§ DIRECTION: Print every line of the listing exactly, please.

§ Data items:

_ _ _

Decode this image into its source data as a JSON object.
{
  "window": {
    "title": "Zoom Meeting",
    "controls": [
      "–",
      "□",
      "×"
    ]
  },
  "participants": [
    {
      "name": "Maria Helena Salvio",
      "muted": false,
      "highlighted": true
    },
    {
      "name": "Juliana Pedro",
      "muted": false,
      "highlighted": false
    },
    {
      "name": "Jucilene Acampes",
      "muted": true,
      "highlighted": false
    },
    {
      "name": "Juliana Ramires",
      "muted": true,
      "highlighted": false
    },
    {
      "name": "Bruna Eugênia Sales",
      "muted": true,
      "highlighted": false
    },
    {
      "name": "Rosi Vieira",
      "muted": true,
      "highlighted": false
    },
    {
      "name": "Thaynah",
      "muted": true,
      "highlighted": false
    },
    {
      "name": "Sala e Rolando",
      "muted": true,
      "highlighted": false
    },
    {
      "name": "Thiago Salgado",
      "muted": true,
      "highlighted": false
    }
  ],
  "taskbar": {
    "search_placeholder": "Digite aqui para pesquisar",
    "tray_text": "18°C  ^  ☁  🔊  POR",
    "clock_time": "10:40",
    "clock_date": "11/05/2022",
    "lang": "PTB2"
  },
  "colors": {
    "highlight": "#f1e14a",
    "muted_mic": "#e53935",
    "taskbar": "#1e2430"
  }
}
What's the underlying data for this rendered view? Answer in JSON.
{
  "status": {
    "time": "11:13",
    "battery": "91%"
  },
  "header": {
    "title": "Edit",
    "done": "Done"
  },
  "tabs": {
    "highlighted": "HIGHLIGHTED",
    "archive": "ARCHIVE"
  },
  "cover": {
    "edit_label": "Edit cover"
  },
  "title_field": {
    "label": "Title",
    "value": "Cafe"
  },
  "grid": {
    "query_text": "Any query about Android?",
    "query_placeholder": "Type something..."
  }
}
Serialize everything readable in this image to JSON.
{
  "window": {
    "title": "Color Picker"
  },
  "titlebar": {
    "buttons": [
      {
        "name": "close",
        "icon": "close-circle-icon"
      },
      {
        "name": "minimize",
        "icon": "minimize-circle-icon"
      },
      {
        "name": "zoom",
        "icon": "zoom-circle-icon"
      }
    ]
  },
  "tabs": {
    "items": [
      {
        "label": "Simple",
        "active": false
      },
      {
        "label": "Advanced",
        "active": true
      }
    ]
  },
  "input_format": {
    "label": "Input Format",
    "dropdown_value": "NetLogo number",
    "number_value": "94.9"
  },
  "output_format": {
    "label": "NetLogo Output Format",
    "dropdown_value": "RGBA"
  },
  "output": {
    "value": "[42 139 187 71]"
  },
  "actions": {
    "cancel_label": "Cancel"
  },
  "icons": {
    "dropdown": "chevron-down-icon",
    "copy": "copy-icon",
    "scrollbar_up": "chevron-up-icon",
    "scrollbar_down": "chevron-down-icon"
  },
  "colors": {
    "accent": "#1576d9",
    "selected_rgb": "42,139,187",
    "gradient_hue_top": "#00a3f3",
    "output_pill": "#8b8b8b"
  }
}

_ _ _

§ SOLUTION TO THE EXERCISE:
Decode this image into its source data as a JSON object.
{
  "window": {
    "title": "Zoom Meeting",
    "controls": [
      "–",
      "□",
      "×"
    ]
  },
  "participants": [
    {
      "name": "Maria Helena Salvio",
      "muted": false,
      "highlighted": true
    },
    {
      "name": "Juliana Pedro",
      "muted": false,
      "highlighted": false
    },
    {
      "name": "Jucilene Acampes",
      "muted": true,
      "highlighted": false
    },
    {
      "name": "Juliana Ramires",
      "muted": true,
      "highlighted": false
    },
    {
      "name": "Bruna Eugênia Sales",
      "muted": true,
      "highlighted": false
    },
    {
      "name": "Rosi Vieira",
      "muted": true,
      "highlighted": false
    },
    {
      "name": "Thaynah",
      "muted": true,
      "highlighted": false
    },
    {
      "name": "Sala e Rolando",
      "muted": true,
      "highlighted": false
    },
    {
      "name": "Thiago Salgado",
      "muted": true,
      "highlighted": false
    }
  ],
  "taskbar": {
    "search_placeholder": "Digite aqui para pesquisar",
    "tray_text": "18°C  ^  ☁  🔊  POR",
    "clock_time": "10:40",
    "clock_date": "11/05/2022",
    "lang": "PTB2"
  },
  "colors": {
    "highlight": "#f1e14a",
    "muted_mic": "#e53935",
    "taskbar": "#1e2430"
  }
}
What's the underlying data for this rendered view? Answer in JSON.
{
  "status": {
    "time": "11:13",
    "battery": "91%"
  },
  "header": {
    "title": "Edit",
    "done": "Done"
  },
  "tabs": {
    "highlighted": "HIGHLIGHTED",
    "archive": "ARCHIVE"
  },
  "cover": {
    "edit_label": "Edit cover"
  },
  "title_field": {
    "label": "Title",
    "value": "Cafe"
  },
  "grid": {
    "query_text": "Any query about Android?",
    "query_placeholder": "Type something..."
  }
}
Serialize everything readable in this image to JSON.
{
  "window": {
    "title": "Color Picker"
  },
  "titlebar": {
    "buttons": [
      {
        "name": "close",
        "icon": "close-circle-icon"
      },
      {
        "name": "minimize",
        "icon": "minimize-circle-icon"
      },
      {
        "name": "zoom",
        "icon": "zoom-circle-icon"
      }
    ]
  },
  "tabs": {
    "items": [
      {
        "label": "Simple",
        "active": false
      },
      {
        "label": "Advanced",
        "active": true
      }
    ]
  },
  "input_format": {
    "label": "Input Format",
    "dropdown_value": "NetLogo number",
    "number_value": "94.9"
  },
  "output_format": {
    "label": "NetLogo Output Format",
    "dropdown_value": "RGBA"
  },
  "output": {
    "value": "[42 139 187 71]"
  },
  "actions": {
    "cancel_label": "Cancel"
  },
  "icons": {
    "dropdown": "chevron-down-icon",
    "copy": "copy-icon",
    "scrollbar_up": "chevron-up-icon",
    "scrollbar_down": "chevron-down-icon"
  },
  "colors": {
    "accent": "#1576d9",
    "selected_rgb": "42,139,187",
    "gradient_hue_top": "#00a3f3",
    "output_pill": "#8b8b8b"
  }
}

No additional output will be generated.